#### The problem
Find all lines in the records that include the word "name", and copy them out.

#### Dataset entries on figures
/---

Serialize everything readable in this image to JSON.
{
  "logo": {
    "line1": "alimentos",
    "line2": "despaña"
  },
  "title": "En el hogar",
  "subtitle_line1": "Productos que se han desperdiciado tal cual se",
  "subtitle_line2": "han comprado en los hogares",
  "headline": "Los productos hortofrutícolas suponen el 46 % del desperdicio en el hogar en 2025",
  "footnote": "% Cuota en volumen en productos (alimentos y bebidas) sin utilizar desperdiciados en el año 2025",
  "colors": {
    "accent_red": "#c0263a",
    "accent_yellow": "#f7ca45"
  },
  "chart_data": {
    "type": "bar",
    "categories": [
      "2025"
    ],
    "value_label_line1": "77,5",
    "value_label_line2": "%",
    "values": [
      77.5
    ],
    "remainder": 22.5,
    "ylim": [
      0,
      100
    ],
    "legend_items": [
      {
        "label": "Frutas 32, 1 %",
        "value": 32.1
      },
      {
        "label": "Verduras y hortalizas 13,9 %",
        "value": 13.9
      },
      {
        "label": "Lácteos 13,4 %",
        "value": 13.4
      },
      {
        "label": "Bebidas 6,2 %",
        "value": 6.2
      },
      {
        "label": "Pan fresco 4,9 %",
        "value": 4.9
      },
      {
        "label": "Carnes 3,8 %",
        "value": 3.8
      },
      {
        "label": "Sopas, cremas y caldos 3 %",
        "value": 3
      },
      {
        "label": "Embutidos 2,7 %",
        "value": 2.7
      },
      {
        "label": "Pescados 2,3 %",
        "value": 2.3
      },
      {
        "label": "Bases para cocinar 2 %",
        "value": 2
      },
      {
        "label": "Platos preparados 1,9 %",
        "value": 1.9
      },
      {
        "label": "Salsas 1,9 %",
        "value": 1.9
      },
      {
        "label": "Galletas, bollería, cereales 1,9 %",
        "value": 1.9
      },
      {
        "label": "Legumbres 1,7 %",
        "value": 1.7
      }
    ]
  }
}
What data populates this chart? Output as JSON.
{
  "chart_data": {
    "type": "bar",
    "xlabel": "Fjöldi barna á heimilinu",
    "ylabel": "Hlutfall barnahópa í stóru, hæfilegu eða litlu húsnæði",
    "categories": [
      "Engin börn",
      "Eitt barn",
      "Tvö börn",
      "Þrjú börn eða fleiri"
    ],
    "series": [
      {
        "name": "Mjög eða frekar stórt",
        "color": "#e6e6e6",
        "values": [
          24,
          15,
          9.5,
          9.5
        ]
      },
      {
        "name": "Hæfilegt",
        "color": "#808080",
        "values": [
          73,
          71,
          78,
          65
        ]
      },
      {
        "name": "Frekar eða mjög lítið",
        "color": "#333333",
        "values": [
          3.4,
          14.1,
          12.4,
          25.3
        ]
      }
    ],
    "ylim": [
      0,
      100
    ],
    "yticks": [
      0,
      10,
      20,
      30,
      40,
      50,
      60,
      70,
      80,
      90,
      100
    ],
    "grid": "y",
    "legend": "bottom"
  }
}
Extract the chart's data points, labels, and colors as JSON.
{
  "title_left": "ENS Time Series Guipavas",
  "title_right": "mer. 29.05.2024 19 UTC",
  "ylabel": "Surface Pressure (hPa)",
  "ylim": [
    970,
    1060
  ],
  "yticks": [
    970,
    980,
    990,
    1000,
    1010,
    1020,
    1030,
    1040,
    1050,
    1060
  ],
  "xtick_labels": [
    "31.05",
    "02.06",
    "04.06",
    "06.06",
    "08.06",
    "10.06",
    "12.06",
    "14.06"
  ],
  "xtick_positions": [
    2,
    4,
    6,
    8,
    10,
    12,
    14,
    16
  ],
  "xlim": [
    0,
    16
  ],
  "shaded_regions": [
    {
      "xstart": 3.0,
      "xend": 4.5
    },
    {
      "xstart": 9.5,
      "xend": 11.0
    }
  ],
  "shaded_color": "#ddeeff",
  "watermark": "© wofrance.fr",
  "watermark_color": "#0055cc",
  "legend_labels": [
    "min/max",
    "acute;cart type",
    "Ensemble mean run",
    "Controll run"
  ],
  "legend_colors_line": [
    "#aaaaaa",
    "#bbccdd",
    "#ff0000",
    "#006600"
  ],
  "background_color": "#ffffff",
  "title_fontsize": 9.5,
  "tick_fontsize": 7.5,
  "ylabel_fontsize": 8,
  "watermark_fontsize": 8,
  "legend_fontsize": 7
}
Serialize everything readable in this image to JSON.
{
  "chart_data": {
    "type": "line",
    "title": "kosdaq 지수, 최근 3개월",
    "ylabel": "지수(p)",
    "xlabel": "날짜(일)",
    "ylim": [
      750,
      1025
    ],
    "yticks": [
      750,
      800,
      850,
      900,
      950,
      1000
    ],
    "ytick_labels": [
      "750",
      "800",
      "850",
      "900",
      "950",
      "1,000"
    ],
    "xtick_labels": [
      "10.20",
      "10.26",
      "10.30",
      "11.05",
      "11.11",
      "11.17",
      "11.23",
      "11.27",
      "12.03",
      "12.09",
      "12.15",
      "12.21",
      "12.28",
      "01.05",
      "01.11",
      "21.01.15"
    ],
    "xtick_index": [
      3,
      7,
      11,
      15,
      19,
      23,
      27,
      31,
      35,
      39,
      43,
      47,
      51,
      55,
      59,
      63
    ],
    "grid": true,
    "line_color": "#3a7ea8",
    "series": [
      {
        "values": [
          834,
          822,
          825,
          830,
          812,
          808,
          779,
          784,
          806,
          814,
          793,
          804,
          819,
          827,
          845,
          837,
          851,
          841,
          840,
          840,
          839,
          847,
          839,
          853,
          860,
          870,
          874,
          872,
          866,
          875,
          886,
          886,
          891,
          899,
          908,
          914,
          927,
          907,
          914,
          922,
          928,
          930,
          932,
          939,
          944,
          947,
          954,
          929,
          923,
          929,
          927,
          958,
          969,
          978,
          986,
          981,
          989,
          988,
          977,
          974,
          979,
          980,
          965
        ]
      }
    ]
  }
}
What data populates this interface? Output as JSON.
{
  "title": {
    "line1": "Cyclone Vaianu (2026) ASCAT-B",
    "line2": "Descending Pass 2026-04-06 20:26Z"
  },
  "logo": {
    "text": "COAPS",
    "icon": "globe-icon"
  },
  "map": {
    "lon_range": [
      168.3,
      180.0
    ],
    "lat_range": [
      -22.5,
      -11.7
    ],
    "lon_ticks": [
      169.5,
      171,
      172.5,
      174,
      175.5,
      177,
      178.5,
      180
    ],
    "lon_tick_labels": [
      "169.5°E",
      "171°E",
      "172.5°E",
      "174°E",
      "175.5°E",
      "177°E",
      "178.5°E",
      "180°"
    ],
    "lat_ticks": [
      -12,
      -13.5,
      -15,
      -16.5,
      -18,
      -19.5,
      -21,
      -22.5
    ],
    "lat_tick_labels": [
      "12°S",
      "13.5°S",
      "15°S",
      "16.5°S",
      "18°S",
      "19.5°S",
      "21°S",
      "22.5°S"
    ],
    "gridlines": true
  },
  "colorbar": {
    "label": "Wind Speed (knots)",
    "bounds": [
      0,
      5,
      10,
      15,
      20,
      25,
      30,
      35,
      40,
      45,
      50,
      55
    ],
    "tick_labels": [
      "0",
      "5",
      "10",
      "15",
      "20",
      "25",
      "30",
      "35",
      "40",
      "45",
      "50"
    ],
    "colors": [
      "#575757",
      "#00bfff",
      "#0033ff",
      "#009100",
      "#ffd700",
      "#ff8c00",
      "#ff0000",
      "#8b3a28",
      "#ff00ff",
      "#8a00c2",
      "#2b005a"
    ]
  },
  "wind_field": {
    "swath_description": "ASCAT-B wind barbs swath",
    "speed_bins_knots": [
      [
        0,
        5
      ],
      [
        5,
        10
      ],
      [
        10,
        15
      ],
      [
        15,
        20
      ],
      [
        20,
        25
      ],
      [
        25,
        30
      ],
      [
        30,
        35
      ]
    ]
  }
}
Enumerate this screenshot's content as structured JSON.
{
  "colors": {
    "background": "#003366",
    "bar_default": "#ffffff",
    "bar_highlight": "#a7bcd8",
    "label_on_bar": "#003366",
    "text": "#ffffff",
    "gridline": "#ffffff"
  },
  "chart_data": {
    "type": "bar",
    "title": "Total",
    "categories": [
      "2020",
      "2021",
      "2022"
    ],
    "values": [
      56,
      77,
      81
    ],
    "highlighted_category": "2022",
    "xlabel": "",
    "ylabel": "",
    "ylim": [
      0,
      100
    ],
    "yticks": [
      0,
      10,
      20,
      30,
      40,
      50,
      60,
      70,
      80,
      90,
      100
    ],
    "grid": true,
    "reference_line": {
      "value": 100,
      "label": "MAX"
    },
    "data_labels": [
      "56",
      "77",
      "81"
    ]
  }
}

\---

#### Exercise answer
        "name": "Mjög eða frekar stórt",
        "name": "Hæfilegt",
        "name": "Frekar eða mjög lítið",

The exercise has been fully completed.